Material:
"""

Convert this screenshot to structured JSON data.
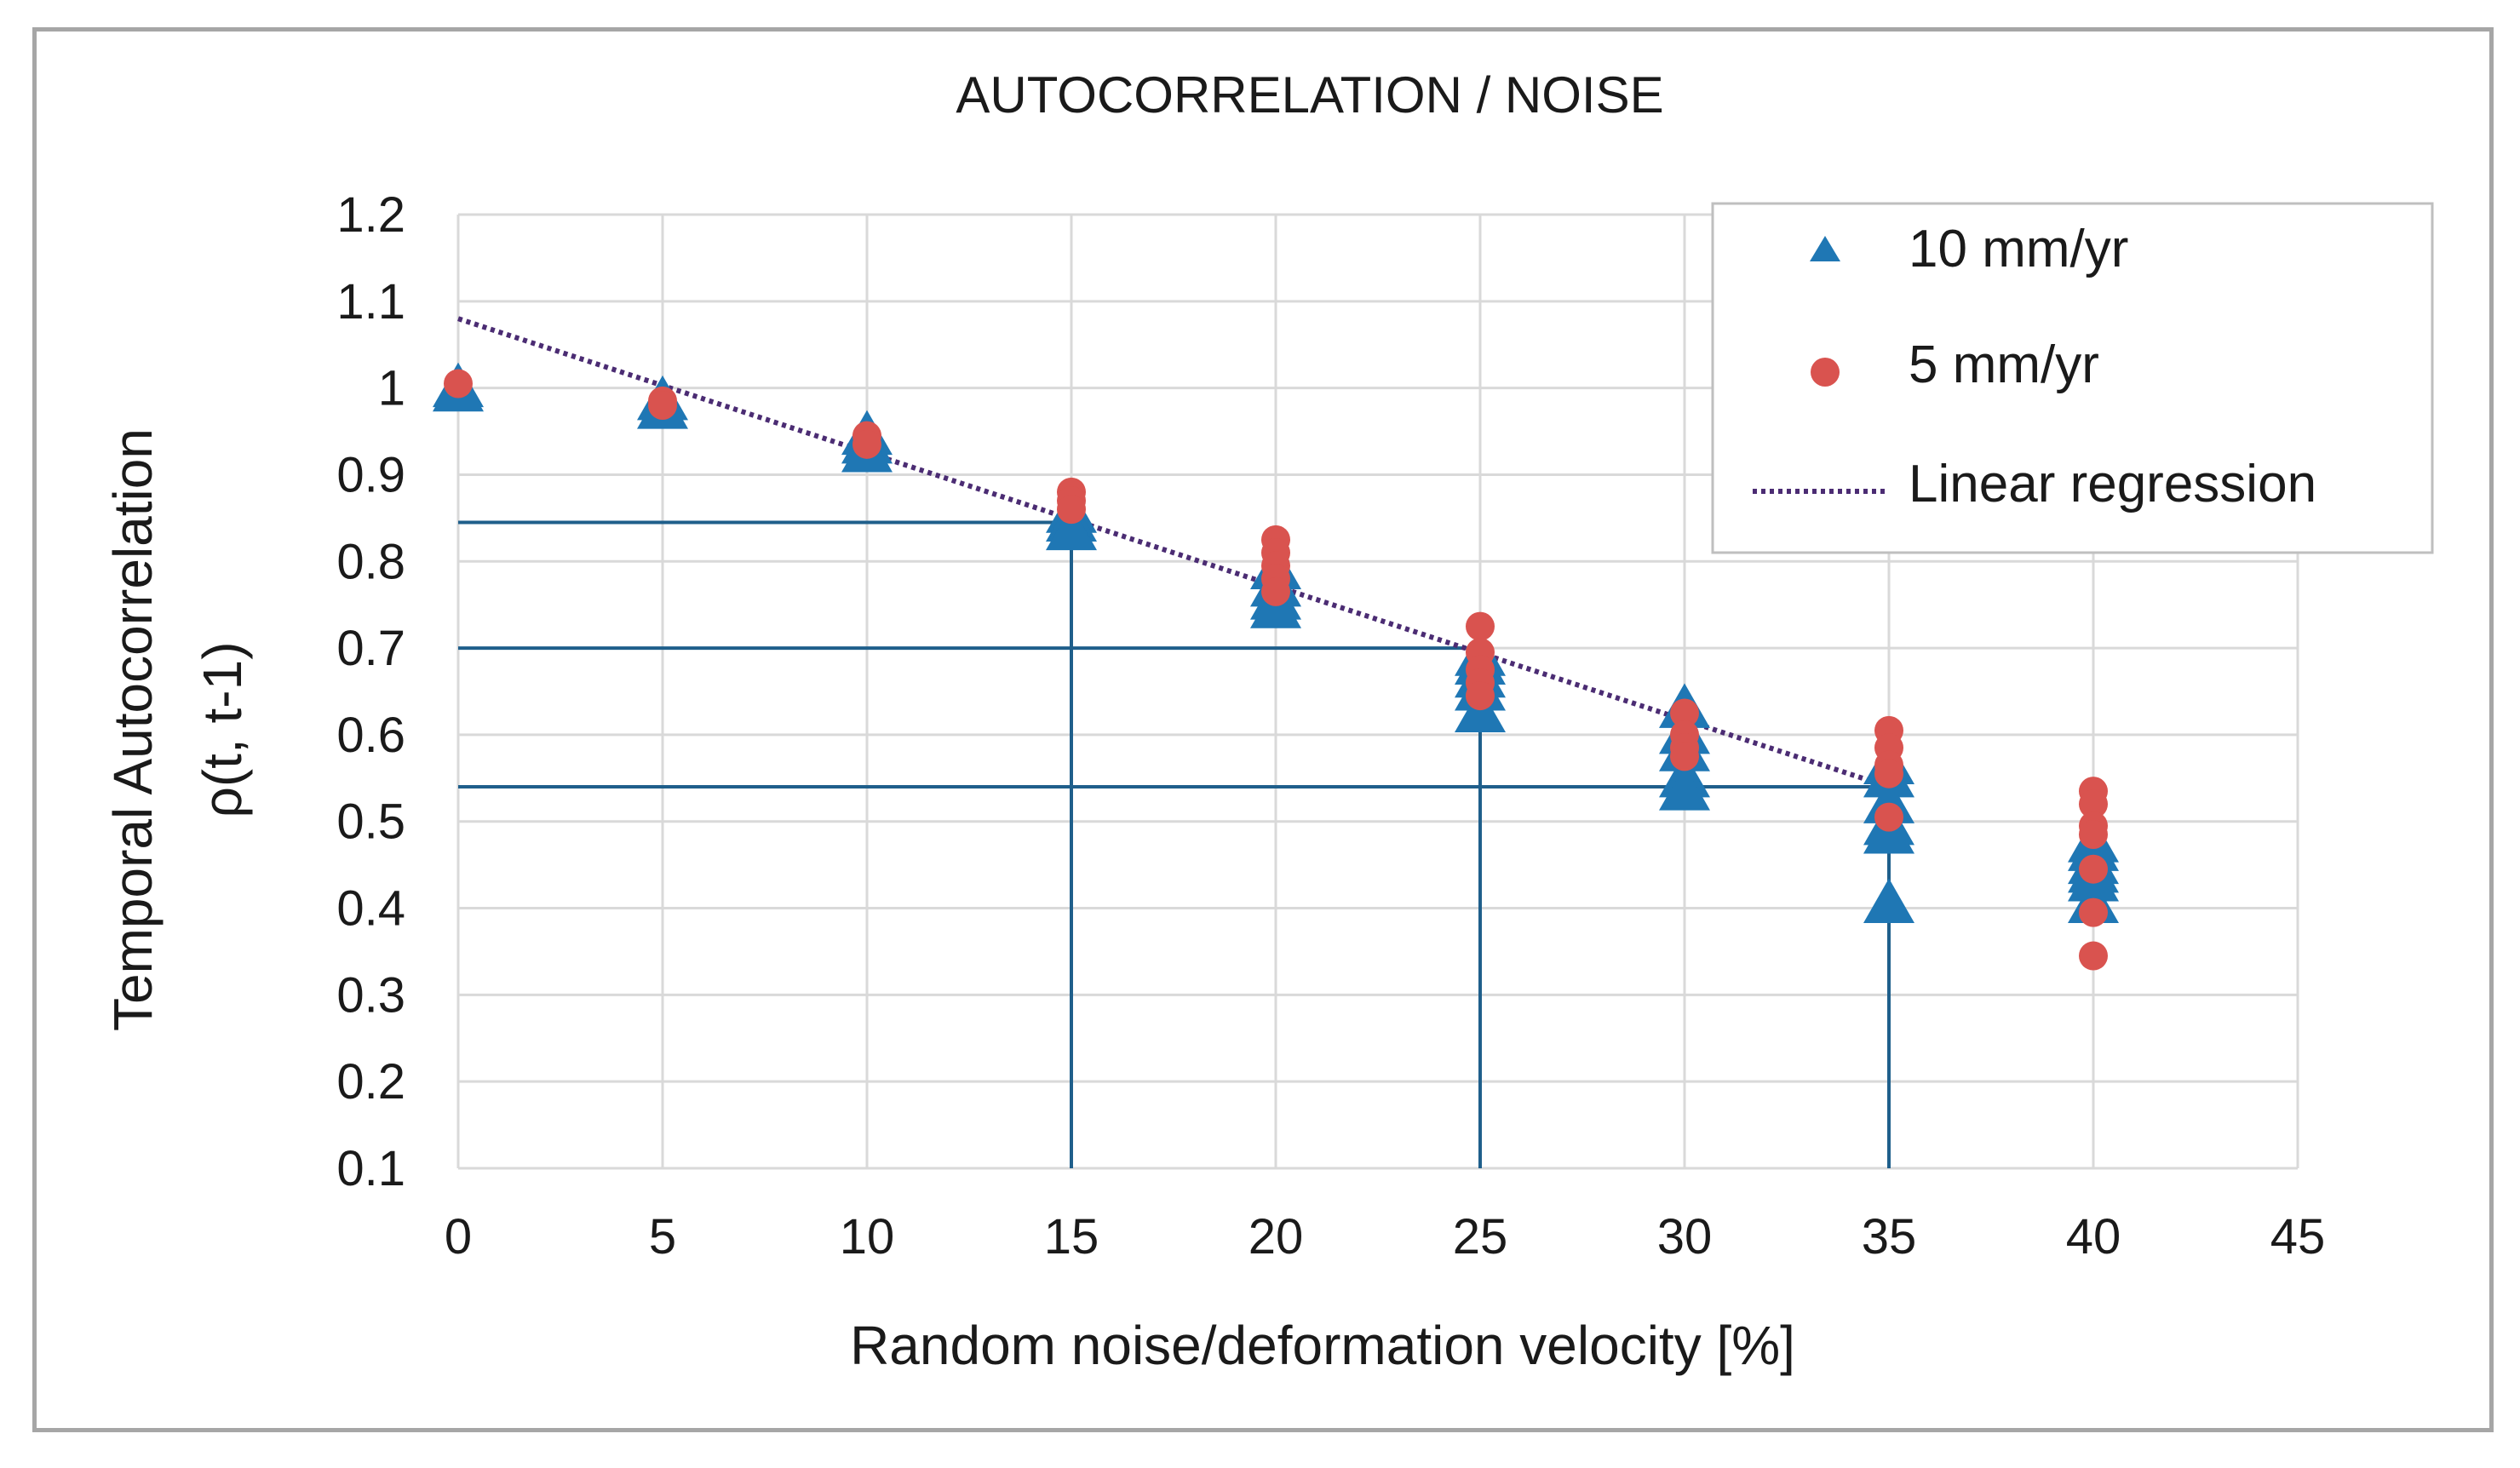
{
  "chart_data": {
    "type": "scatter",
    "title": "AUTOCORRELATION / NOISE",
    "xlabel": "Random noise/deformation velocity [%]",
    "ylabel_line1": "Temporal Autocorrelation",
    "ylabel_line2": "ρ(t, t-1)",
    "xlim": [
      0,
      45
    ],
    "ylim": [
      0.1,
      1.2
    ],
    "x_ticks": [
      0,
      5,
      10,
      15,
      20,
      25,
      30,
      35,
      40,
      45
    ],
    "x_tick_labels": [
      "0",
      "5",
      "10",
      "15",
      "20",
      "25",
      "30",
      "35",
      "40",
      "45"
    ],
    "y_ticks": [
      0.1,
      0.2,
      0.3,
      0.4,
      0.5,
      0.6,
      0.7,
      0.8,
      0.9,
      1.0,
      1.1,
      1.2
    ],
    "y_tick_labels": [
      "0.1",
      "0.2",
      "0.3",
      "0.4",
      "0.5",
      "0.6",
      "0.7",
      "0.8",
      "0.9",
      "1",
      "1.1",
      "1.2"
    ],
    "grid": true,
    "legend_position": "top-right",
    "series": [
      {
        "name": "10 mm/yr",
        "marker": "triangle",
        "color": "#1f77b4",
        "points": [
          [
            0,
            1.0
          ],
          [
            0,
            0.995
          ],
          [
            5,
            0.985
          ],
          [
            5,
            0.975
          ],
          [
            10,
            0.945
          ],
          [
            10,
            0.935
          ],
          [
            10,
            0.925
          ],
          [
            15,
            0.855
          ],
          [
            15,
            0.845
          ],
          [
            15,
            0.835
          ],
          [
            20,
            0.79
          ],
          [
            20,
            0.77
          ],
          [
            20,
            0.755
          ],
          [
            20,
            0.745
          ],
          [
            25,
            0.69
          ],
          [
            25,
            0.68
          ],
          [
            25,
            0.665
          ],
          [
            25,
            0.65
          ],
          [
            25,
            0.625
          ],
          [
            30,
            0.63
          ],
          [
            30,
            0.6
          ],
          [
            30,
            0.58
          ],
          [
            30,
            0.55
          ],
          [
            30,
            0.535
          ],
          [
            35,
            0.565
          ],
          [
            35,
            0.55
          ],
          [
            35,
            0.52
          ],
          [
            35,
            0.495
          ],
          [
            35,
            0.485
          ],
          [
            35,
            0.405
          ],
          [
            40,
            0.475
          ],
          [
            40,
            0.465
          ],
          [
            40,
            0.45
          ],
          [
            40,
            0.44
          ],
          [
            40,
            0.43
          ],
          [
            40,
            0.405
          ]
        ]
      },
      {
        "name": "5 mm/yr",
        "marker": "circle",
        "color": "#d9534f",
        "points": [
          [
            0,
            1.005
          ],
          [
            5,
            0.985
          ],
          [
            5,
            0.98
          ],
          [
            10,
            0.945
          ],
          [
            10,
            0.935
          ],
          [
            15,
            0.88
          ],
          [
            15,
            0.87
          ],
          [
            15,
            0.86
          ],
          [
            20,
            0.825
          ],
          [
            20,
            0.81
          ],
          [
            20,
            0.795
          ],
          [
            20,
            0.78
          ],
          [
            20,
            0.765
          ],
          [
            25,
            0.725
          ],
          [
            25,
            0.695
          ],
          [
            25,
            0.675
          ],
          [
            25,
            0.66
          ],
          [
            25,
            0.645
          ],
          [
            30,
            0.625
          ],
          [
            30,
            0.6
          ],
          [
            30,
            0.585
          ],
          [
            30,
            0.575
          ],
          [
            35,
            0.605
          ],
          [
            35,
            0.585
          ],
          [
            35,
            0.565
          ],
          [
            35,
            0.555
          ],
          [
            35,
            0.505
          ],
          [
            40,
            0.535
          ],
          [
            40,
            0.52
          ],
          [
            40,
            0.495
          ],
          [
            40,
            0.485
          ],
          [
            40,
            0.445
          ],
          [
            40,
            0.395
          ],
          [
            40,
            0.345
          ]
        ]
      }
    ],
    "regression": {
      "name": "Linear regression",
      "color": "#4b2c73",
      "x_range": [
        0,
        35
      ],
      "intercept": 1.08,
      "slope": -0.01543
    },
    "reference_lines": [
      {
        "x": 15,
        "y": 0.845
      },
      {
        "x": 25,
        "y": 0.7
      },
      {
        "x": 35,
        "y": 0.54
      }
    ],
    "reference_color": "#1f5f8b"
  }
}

"""

Problem statement:
Restate the whole listing above exactly, except for its images.

Final result:
Convert this screenshot to structured JSON data.
{
  "chart_data": {
    "type": "scatter",
    "title": "AUTOCORRELATION / NOISE",
    "xlabel": "Random noise/deformation velocity [%]",
    "ylabel_line1": "Temporal Autocorrelation",
    "ylabel_line2": "ρ(t, t-1)",
    "xlim": [
      0,
      45
    ],
    "ylim": [
      0.1,
      1.2
    ],
    "x_ticks": [
      0,
      5,
      10,
      15,
      20,
      25,
      30,
      35,
      40,
      45
    ],
    "x_tick_labels": [
      "0",
      "5",
      "10",
      "15",
      "20",
      "25",
      "30",
      "35",
      "40",
      "45"
    ],
    "y_ticks": [
      0.1,
      0.2,
      0.3,
      0.4,
      0.5,
      0.6,
      0.7,
      0.8,
      0.9,
      1.0,
      1.1,
      1.2
    ],
    "y_tick_labels": [
      "0.1",
      "0.2",
      "0.3",
      "0.4",
      "0.5",
      "0.6",
      "0.7",
      "0.8",
      "0.9",
      "1",
      "1.1",
      "1.2"
    ],
    "grid": true,
    "legend_position": "top-right",
    "series": [
      {
        "name": "10 mm/yr",
        "marker": "triangle",
        "color": "#1f77b4",
        "points": [
          [
            0,
            1.0
          ],
          [
            0,
            0.995
          ],
          [
            5,
            0.985
          ],
          [
            5,
            0.975
          ],
          [
            10,
            0.945
          ],
          [
            10,
            0.935
          ],
          [
            10,
            0.925
          ],
          [
            15,
            0.855
          ],
          [
            15,
            0.845
          ],
          [
            15,
            0.835
          ],
          [
            20,
            0.79
          ],
          [
            20,
            0.77
          ],
          [
            20,
            0.755
          ],
          [
            20,
            0.745
          ],
          [
            25,
            0.69
          ],
          [
            25,
            0.68
          ],
          [
            25,
            0.665
          ],
          [
            25,
            0.65
          ],
          [
            25,
            0.625
          ],
          [
            30,
            0.63
          ],
          [
            30,
            0.6
          ],
          [
            30,
            0.58
          ],
          [
            30,
            0.55
          ],
          [
            30,
            0.535
          ],
          [
            35,
            0.565
          ],
          [
            35,
            0.55
          ],
          [
            35,
            0.52
          ],
          [
            35,
            0.495
          ],
          [
            35,
            0.485
          ],
          [
            35,
            0.405
          ],
          [
            40,
            0.475
          ],
          [
            40,
            0.465
          ],
          [
            40,
            0.45
          ],
          [
            40,
            0.44
          ],
          [
            40,
            0.43
          ],
          [
            40,
            0.405
          ]
        ]
      },
      {
        "name": "5 mm/yr",
        "marker": "circle",
        "color": "#d9534f",
        "points": [
          [
            0,
            1.005
          ],
          [
            5,
            0.985
          ],
          [
            5,
            0.98
          ],
          [
            10,
            0.945
          ],
          [
            10,
            0.935
          ],
          [
            15,
            0.88
          ],
          [
            15,
            0.87
          ],
          [
            15,
            0.86
          ],
          [
            20,
            0.825
          ],
          [
            20,
            0.81
          ],
          [
            20,
            0.795
          ],
          [
            20,
            0.78
          ],
          [
            20,
            0.765
          ],
          [
            25,
            0.725
          ],
          [
            25,
            0.695
          ],
          [
            25,
            0.675
          ],
          [
            25,
            0.66
          ],
          [
            25,
            0.645
          ],
          [
            30,
            0.625
          ],
          [
            30,
            0.6
          ],
          [
            30,
            0.585
          ],
          [
            30,
            0.575
          ],
          [
            35,
            0.605
          ],
          [
            35,
            0.585
          ],
          [
            35,
            0.565
          ],
          [
            35,
            0.555
          ],
          [
            35,
            0.505
          ],
          [
            40,
            0.535
          ],
          [
            40,
            0.52
          ],
          [
            40,
            0.495
          ],
          [
            40,
            0.485
          ],
          [
            40,
            0.445
          ],
          [
            40,
            0.395
          ],
          [
            40,
            0.345
          ]
        ]
      }
    ],
    "regression": {
      "name": "Linear regression",
      "color": "#4b2c73",
      "x_range": [
        0,
        35
      ],
      "intercept": 1.08,
      "slope": -0.01543
    },
    "reference_lines": [
      {
        "x": 15,
        "y": 0.845
      },
      {
        "x": 25,
        "y": 0.7
      },
      {
        "x": 35,
        "y": 0.54
      }
    ],
    "reference_color": "#1f5f8b"
  }
}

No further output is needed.